### Written instruction
The records that follow must be repeated verbatim, every one of them.

— Start Provided material —

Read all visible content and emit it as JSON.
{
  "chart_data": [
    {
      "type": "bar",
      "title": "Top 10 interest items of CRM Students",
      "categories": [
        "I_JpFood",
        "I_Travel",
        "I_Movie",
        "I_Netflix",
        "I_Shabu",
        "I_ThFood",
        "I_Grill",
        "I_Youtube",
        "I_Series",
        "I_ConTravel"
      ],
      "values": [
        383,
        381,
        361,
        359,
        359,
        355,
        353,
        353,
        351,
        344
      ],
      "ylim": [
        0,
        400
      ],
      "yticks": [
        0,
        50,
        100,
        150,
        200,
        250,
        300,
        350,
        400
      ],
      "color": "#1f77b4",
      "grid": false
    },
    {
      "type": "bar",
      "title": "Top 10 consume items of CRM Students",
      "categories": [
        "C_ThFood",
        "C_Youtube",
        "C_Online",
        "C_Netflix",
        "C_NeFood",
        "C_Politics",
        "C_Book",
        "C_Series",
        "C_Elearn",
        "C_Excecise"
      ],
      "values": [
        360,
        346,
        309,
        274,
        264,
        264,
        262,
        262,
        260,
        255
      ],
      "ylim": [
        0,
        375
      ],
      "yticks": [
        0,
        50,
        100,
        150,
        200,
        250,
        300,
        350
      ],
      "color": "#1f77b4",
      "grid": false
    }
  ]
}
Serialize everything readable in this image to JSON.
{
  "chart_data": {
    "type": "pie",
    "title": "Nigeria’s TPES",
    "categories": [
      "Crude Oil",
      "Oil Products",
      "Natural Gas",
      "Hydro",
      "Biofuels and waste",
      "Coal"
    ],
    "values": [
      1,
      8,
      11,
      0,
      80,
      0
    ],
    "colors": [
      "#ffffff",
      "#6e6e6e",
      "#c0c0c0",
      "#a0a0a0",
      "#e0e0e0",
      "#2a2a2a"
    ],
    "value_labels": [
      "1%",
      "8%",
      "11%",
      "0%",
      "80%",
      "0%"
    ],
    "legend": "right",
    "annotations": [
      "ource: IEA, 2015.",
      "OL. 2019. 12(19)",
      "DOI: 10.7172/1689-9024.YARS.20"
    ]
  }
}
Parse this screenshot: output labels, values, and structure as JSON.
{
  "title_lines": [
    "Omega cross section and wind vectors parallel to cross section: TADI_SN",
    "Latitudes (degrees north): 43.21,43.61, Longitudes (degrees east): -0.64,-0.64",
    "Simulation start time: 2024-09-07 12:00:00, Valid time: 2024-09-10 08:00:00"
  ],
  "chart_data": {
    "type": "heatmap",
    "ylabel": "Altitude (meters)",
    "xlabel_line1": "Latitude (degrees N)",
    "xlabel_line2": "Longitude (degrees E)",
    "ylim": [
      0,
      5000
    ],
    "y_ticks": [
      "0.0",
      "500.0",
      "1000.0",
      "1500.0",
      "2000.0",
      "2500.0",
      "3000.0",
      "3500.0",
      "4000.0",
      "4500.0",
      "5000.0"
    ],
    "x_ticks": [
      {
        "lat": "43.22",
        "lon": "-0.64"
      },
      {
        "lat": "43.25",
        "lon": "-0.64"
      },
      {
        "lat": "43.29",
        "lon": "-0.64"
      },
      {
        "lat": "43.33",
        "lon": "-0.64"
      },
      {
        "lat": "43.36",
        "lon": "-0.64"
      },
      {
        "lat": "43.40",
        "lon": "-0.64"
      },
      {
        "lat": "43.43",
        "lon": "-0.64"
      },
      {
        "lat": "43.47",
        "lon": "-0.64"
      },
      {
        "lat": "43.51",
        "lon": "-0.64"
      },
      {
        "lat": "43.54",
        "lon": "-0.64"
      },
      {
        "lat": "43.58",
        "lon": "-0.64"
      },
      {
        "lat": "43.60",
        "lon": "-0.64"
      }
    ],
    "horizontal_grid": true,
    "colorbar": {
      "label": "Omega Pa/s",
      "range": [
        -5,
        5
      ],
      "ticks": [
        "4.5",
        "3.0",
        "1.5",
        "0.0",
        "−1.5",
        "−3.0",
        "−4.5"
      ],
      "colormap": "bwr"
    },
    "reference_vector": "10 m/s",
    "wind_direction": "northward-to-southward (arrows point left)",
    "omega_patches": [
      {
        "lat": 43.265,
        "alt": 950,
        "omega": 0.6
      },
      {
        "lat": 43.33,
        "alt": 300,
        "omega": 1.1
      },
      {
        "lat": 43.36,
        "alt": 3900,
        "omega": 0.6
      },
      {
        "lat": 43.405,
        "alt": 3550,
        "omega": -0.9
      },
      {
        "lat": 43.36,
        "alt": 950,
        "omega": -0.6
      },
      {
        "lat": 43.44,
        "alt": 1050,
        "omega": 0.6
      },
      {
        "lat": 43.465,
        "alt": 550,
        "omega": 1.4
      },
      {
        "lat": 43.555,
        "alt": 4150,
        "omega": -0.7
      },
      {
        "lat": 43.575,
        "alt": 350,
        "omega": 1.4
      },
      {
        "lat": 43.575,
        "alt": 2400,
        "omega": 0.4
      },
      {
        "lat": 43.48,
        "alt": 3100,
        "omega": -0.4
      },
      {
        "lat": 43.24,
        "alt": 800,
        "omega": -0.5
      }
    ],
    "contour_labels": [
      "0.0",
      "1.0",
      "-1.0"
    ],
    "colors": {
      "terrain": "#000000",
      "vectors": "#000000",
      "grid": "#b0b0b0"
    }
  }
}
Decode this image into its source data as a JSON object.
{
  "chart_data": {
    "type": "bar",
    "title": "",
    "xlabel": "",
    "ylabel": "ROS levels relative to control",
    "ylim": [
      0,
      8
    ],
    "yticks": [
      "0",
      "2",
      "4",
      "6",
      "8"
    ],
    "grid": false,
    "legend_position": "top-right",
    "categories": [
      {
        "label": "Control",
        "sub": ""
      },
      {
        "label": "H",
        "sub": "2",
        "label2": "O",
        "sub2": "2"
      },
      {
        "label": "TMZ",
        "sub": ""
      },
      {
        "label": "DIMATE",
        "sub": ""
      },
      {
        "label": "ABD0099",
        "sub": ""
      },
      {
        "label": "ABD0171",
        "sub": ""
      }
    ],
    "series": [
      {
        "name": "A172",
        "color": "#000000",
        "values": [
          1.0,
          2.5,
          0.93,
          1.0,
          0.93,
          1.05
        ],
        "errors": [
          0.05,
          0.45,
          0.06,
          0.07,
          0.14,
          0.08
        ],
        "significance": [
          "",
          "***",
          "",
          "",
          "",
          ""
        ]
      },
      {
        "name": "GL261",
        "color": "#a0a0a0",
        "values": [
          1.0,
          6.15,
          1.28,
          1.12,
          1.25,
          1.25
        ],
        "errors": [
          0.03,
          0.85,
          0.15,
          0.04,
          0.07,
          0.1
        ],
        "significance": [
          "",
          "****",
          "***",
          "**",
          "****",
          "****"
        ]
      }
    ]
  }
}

— End Provided material —

### Worked solution
Read all visible content and emit it as JSON.
{
  "chart_data": [
    {
      "type": "bar",
      "title": "Top 10 interest items of CRM Students",
      "categories": [
        "I_JpFood",
        "I_Travel",
        "I_Movie",
        "I_Netflix",
        "I_Shabu",
        "I_ThFood",
        "I_Grill",
        "I_Youtube",
        "I_Series",
        "I_ConTravel"
      ],
      "values": [
        383,
        381,
        361,
        359,
        359,
        355,
        353,
        353,
        351,
        344
      ],
      "ylim": [
        0,
        400
      ],
      "yticks": [
        0,
        50,
        100,
        150,
        200,
        250,
        300,
        350,
        400
      ],
      "color": "#1f77b4",
      "grid": false
    },
    {
      "type": "bar",
      "title": "Top 10 consume items of CRM Students",
      "categories": [
        "C_ThFood",
        "C_Youtube",
        "C_Online",
        "C_Netflix",
        "C_NeFood",
        "C_Politics",
        "C_Book",
        "C_Series",
        "C_Elearn",
        "C_Excecise"
      ],
      "values": [
        360,
        346,
        309,
        274,
        264,
        264,
        262,
        262,
        260,
        255
      ],
      "ylim": [
        0,
        375
      ],
      "yticks": [
        0,
        50,
        100,
        150,
        200,
        250,
        300,
        350
      ],
      "color": "#1f77b4",
      "grid": false
    }
  ]
}
Serialize everything readable in this image to JSON.
{
  "chart_data": {
    "type": "pie",
    "title": "Nigeria’s TPES",
    "categories": [
      "Crude Oil",
      "Oil Products",
      "Natural Gas",
      "Hydro",
      "Biofuels and waste",
      "Coal"
    ],
    "values": [
      1,
      8,
      11,
      0,
      80,
      0
    ],
    "colors": [
      "#ffffff",
      "#6e6e6e",
      "#c0c0c0",
      "#a0a0a0",
      "#e0e0e0",
      "#2a2a2a"
    ],
    "value_labels": [
      "1%",
      "8%",
      "11%",
      "0%",
      "80%",
      "0%"
    ],
    "legend": "right",
    "annotations": [
      "ource: IEA, 2015.",
      "OL. 2019. 12(19)",
      "DOI: 10.7172/1689-9024.YARS.20"
    ]
  }
}
Parse this screenshot: output labels, values, and structure as JSON.
{
  "title_lines": [
    "Omega cross section and wind vectors parallel to cross section: TADI_SN",
    "Latitudes (degrees north): 43.21,43.61, Longitudes (degrees east): -0.64,-0.64",
    "Simulation start time: 2024-09-07 12:00:00, Valid time: 2024-09-10 08:00:00"
  ],
  "chart_data": {
    "type": "heatmap",
    "ylabel": "Altitude (meters)",
    "xlabel_line1": "Latitude (degrees N)",
    "xlabel_line2": "Longitude (degrees E)",
    "ylim": [
      0,
      5000
    ],
    "y_ticks": [
      "0.0",
      "500.0",
      "1000.0",
      "1500.0",
      "2000.0",
      "2500.0",
      "3000.0",
      "3500.0",
      "4000.0",
      "4500.0",
      "5000.0"
    ],
    "x_ticks": [
      {
        "lat": "43.22",
        "lon": "-0.64"
      },
      {
        "lat": "43.25",
        "lon": "-0.64"
      },
      {
        "lat": "43.29",
        "lon": "-0.64"
      },
      {
        "lat": "43.33",
        "lon": "-0.64"
      },
      {
        "lat": "43.36",
        "lon": "-0.64"
      },
      {
        "lat": "43.40",
        "lon": "-0.64"
      },
      {
        "lat": "43.43",
        "lon": "-0.64"
      },
      {
        "lat": "43.47",
        "lon": "-0.64"
      },
      {
        "lat": "43.51",
        "lon": "-0.64"
      },
      {
        "lat": "43.54",
        "lon": "-0.64"
      },
      {
        "lat": "43.58",
        "lon": "-0.64"
      },
      {
        "lat": "43.60",
        "lon": "-0.64"
      }
    ],
    "horizontal_grid": true,
    "colorbar": {
      "label": "Omega Pa/s",
      "range": [
        -5,
        5
      ],
      "ticks": [
        "4.5",
        "3.0",
        "1.5",
        "0.0",
        "−1.5",
        "−3.0",
        "−4.5"
      ],
      "colormap": "bwr"
    },
    "reference_vector": "10 m/s",
    "wind_direction": "northward-to-southward (arrows point left)",
    "omega_patches": [
      {
        "lat": 43.265,
        "alt": 950,
        "omega": 0.6
      },
      {
        "lat": 43.33,
        "alt": 300,
        "omega": 1.1
      },
      {
        "lat": 43.36,
        "alt": 3900,
        "omega": 0.6
      },
      {
        "lat": 43.405,
        "alt": 3550,
        "omega": -0.9
      },
      {
        "lat": 43.36,
        "alt": 950,
        "omega": -0.6
      },
      {
        "lat": 43.44,
        "alt": 1050,
        "omega": 0.6
      },
      {
        "lat": 43.465,
        "alt": 550,
        "omega": 1.4
      },
      {
        "lat": 43.555,
        "alt": 4150,
        "omega": -0.7
      },
      {
        "lat": 43.575,
        "alt": 350,
        "omega": 1.4
      },
      {
        "lat": 43.575,
        "alt": 2400,
        "omega": 0.4
      },
      {
        "lat": 43.48,
        "alt": 3100,
        "omega": -0.4
      },
      {
        "lat": 43.24,
        "alt": 800,
        "omega": -0.5
      }
    ],
    "contour_labels": [
      "0.0",
      "1.0",
      "-1.0"
    ],
    "colors": {
      "terrain": "#000000",
      "vectors": "#000000",
      "grid": "#b0b0b0"
    }
  }
}
Decode this image into its source data as a JSON object.
{
  "chart_data": {
    "type": "bar",
    "title": "",
    "xlabel": "",
    "ylabel": "ROS levels relative to control",
    "ylim": [
      0,
      8
    ],
    "yticks": [
      "0",
      "2",
      "4",
      "6",
      "8"
    ],
    "grid": false,
    "legend_position": "top-right",
    "categories": [
      {
        "label": "Control",
        "sub": ""
      },
      {
        "label": "H",
        "sub": "2",
        "label2": "O",
        "sub2": "2"
      },
      {
        "label": "TMZ",
        "sub": ""
      },
      {
        "label": "DIMATE",
        "sub": ""
      },
      {
        "label": "ABD0099",
        "sub": ""
      },
      {
        "label": "ABD0171",
        "sub": ""
      }
    ],
    "series": [
      {
        "name": "A172",
        "color": "#000000",
        "values": [
          1.0,
          2.5,
          0.93,
          1.0,
          0.93,
          1.05
        ],
        "errors": [
          0.05,
          0.45,
          0.06,
          0.07,
          0.14,
          0.08
        ],
        "significance": [
          "",
          "***",
          "",
          "",
          "",
          ""
        ]
      },
      {
        "name": "GL261",
        "color": "#a0a0a0",
        "values": [
          1.0,
          6.15,
          1.28,
          1.12,
          1.25,
          1.25
        ],
        "errors": [
          0.03,
          0.85,
          0.15,
          0.04,
          0.07,
          0.1
        ],
        "significance": [
          "",
          "****",
          "***",
          "**",
          "****",
          "****"
        ]
      }
    ]
  }
}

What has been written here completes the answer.